**** Task input

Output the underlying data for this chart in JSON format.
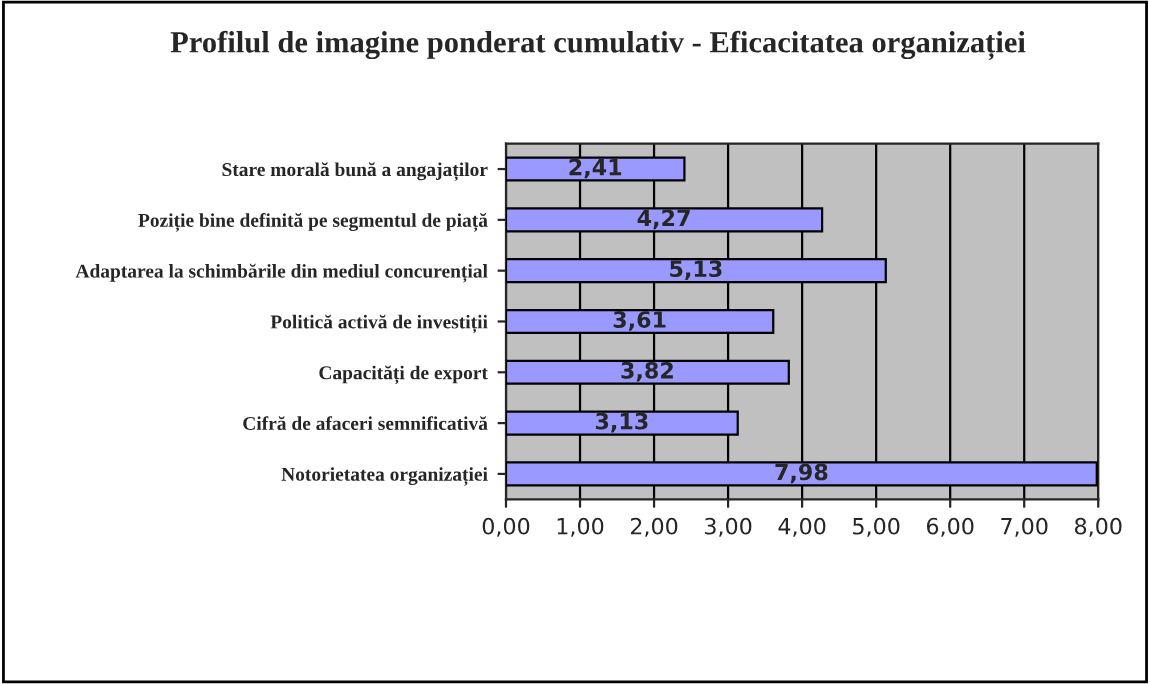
{
  "chart_data": {
    "type": "bar",
    "orientation": "horizontal",
    "title": "Profilul de imagine ponderat cumulativ - Eficacitatea organizației",
    "categories": [
      "Stare morală bună a angajaților",
      "Poziție bine definită pe segmentul de piață",
      "Adaptarea la schimbările din mediul concurențial",
      "Politică activă de investiții",
      "Capacități de export",
      "Cifră de afaceri semnificativă",
      "Notorietatea organizației"
    ],
    "values": [
      2.41,
      4.27,
      5.13,
      3.61,
      3.82,
      3.13,
      7.98
    ],
    "value_labels": [
      "2,41",
      "4,27",
      "5,13",
      "3,61",
      "3,82",
      "3,13",
      "7,98"
    ],
    "color": "#9999ff",
    "xlim": [
      0,
      8
    ],
    "xticks": [
      {
        "value": 0,
        "label": "0,00"
      },
      {
        "value": 1,
        "label": "1,00"
      },
      {
        "value": 2,
        "label": "2,00"
      },
      {
        "value": 3,
        "label": "3,00"
      },
      {
        "value": 4,
        "label": "4,00"
      },
      {
        "value": 5,
        "label": "5,00"
      },
      {
        "value": 6,
        "label": "6,00"
      },
      {
        "value": 7,
        "label": "7,00"
      },
      {
        "value": 8,
        "label": "8,00"
      }
    ],
    "grid": "x"
  }
}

********

## What is required
Leave out the pictures and retype every line above exactly.

## Exercise response
Output the underlying data for this chart in JSON format.
{
  "chart_data": {
    "type": "bar",
    "orientation": "horizontal",
    "title": "Profilul de imagine ponderat cumulativ - Eficacitatea organizației",
    "categories": [
      "Stare morală bună a angajaților",
      "Poziție bine definită pe segmentul de piață",
      "Adaptarea la schimbările din mediul concurențial",
      "Politică activă de investiții",
      "Capacități de export",
      "Cifră de afaceri semnificativă",
      "Notorietatea organizației"
    ],
    "values": [
      2.41,
      4.27,
      5.13,
      3.61,
      3.82,
      3.13,
      7.98
    ],
    "value_labels": [
      "2,41",
      "4,27",
      "5,13",
      "3,61",
      "3,82",
      "3,13",
      "7,98"
    ],
    "color": "#9999ff",
    "xlim": [
      0,
      8
    ],
    "xticks": [
      {
        "value": 0,
        "label": "0,00"
      },
      {
        "value": 1,
        "label": "1,00"
      },
      {
        "value": 2,
        "label": "2,00"
      },
      {
        "value": 3,
        "label": "3,00"
      },
      {
        "value": 4,
        "label": "4,00"
      },
      {
        "value": 5,
        "label": "5,00"
      },
      {
        "value": 6,
        "label": "6,00"
      },
      {
        "value": 7,
        "label": "7,00"
      },
      {
        "value": 8,
        "label": "8,00"
      }
    ],
    "grid": "x"
  }
}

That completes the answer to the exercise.